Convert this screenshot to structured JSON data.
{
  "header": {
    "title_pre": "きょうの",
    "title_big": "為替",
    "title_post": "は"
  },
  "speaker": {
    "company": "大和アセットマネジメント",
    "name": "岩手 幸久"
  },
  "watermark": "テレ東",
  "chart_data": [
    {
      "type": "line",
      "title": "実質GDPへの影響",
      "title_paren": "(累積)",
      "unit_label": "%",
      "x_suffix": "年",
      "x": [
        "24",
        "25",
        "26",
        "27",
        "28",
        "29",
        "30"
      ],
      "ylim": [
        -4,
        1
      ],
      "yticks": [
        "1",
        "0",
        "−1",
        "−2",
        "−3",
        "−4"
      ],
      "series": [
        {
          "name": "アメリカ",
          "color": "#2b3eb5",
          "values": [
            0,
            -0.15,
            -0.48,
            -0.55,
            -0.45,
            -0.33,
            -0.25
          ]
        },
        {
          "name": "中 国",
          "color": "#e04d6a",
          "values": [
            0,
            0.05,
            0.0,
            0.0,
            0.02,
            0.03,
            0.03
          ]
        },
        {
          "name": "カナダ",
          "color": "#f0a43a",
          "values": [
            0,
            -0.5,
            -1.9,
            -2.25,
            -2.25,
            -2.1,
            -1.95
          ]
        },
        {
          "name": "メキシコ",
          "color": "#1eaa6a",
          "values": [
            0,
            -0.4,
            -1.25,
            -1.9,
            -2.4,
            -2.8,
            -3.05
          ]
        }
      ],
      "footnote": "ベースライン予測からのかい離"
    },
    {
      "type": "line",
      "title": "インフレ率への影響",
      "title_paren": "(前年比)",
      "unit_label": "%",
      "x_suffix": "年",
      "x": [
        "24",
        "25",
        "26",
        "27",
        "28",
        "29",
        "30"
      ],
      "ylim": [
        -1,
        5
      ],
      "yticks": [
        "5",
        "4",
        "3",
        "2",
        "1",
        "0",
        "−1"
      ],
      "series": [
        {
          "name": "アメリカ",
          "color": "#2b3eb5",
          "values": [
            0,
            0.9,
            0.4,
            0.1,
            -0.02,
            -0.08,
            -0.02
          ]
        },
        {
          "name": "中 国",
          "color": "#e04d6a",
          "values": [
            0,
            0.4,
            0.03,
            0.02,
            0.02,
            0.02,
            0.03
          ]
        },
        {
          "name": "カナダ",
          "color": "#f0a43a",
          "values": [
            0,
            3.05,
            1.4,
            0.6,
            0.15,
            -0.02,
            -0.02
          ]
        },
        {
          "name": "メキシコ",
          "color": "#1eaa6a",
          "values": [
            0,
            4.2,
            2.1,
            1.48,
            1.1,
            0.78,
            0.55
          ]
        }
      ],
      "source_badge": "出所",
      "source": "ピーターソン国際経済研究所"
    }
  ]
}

JOB:
Take the records above and return them exactly as written.

EXERCISE RESPONSE:
Convert this screenshot to structured JSON data.
{
  "header": {
    "title_pre": "きょうの",
    "title_big": "為替",
    "title_post": "は"
  },
  "speaker": {
    "company": "大和アセットマネジメント",
    "name": "岩手 幸久"
  },
  "watermark": "テレ東",
  "chart_data": [
    {
      "type": "line",
      "title": "実質GDPへの影響",
      "title_paren": "(累積)",
      "unit_label": "%",
      "x_suffix": "年",
      "x": [
        "24",
        "25",
        "26",
        "27",
        "28",
        "29",
        "30"
      ],
      "ylim": [
        -4,
        1
      ],
      "yticks": [
        "1",
        "0",
        "−1",
        "−2",
        "−3",
        "−4"
      ],
      "series": [
        {
          "name": "アメリカ",
          "color": "#2b3eb5",
          "values": [
            0,
            -0.15,
            -0.48,
            -0.55,
            -0.45,
            -0.33,
            -0.25
          ]
        },
        {
          "name": "中 国",
          "color": "#e04d6a",
          "values": [
            0,
            0.05,
            0.0,
            0.0,
            0.02,
            0.03,
            0.03
          ]
        },
        {
          "name": "カナダ",
          "color": "#f0a43a",
          "values": [
            0,
            -0.5,
            -1.9,
            -2.25,
            -2.25,
            -2.1,
            -1.95
          ]
        },
        {
          "name": "メキシコ",
          "color": "#1eaa6a",
          "values": [
            0,
            -0.4,
            -1.25,
            -1.9,
            -2.4,
            -2.8,
            -3.05
          ]
        }
      ],
      "footnote": "ベースライン予測からのかい離"
    },
    {
      "type": "line",
      "title": "インフレ率への影響",
      "title_paren": "(前年比)",
      "unit_label": "%",
      "x_suffix": "年",
      "x": [
        "24",
        "25",
        "26",
        "27",
        "28",
        "29",
        "30"
      ],
      "ylim": [
        -1,
        5
      ],
      "yticks": [
        "5",
        "4",
        "3",
        "2",
        "1",
        "0",
        "−1"
      ],
      "series": [
        {
          "name": "アメリカ",
          "color": "#2b3eb5",
          "values": [
            0,
            0.9,
            0.4,
            0.1,
            -0.02,
            -0.08,
            -0.02
          ]
        },
        {
          "name": "中 国",
          "color": "#e04d6a",
          "values": [
            0,
            0.4,
            0.03,
            0.02,
            0.02,
            0.02,
            0.03
          ]
        },
        {
          "name": "カナダ",
          "color": "#f0a43a",
          "values": [
            0,
            3.05,
            1.4,
            0.6,
            0.15,
            -0.02,
            -0.02
          ]
        },
        {
          "name": "メキシコ",
          "color": "#1eaa6a",
          "values": [
            0,
            4.2,
            2.1,
            1.48,
            1.1,
            0.78,
            0.55
          ]
        }
      ],
      "source_badge": "出所",
      "source": "ピーターソン国際経済研究所"
    }
  ]
}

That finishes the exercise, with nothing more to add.